**** Available data

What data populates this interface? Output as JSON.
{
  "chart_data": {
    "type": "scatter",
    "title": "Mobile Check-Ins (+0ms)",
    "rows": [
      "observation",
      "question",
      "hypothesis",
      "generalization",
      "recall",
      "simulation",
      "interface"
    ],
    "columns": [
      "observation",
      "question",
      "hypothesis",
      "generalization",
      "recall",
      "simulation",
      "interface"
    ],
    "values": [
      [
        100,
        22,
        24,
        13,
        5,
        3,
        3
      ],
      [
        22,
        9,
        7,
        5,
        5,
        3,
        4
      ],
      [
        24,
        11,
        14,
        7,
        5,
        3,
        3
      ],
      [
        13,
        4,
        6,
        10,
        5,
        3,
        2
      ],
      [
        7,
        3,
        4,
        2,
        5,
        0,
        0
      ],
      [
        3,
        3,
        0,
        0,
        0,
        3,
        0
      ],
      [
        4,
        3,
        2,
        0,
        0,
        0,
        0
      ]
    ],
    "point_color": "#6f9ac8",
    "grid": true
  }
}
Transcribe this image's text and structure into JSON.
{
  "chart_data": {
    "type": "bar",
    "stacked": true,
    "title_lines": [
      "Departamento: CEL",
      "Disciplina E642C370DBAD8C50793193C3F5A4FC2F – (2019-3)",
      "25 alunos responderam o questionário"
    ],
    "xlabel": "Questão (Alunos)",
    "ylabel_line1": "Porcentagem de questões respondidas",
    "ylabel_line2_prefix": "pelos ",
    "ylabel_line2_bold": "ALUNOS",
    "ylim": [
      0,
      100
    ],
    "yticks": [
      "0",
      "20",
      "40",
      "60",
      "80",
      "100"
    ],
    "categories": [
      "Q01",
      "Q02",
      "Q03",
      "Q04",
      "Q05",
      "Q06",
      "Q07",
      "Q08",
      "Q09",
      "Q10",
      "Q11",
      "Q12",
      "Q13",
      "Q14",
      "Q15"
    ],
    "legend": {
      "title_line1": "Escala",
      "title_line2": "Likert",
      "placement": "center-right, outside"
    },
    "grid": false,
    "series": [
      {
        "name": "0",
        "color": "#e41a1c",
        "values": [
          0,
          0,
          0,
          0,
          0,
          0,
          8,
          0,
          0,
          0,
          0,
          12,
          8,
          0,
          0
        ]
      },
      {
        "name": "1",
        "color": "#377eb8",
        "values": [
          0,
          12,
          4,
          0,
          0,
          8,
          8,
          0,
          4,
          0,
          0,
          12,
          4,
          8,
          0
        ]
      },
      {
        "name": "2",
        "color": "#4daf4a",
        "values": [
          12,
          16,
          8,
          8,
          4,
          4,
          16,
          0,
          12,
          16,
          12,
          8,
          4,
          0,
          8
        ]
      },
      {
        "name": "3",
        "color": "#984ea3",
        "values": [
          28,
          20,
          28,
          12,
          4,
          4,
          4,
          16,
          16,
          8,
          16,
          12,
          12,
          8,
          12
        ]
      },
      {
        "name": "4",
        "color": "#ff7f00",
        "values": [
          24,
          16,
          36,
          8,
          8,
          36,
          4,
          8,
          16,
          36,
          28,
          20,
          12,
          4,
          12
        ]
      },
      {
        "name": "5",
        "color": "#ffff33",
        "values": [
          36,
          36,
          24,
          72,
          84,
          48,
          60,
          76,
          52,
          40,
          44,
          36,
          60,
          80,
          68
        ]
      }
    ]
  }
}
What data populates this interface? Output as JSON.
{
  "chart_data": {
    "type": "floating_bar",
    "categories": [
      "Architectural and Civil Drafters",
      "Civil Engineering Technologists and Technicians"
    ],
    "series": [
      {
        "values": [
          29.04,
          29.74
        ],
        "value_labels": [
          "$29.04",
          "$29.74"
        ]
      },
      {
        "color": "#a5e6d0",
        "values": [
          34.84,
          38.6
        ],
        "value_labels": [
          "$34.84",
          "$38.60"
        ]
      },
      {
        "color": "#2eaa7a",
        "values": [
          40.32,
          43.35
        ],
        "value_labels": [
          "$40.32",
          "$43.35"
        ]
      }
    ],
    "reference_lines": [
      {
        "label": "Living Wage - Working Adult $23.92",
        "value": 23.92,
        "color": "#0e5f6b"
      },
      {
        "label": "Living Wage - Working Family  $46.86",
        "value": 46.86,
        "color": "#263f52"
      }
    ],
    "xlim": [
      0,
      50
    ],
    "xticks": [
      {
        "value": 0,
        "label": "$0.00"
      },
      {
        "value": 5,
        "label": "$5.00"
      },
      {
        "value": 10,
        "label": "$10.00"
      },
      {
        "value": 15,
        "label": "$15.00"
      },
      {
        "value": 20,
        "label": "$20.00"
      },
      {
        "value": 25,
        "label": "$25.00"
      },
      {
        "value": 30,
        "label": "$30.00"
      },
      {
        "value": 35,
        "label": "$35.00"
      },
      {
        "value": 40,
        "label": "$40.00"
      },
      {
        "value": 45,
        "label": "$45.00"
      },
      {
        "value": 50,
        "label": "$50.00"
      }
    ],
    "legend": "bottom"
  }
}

********

* Work to do:
Pull out all lines from the entries above that include the word "type".

* Answer to the task:
    "type": "scatter",
    "type": "bar",
    "type": "floating_bar",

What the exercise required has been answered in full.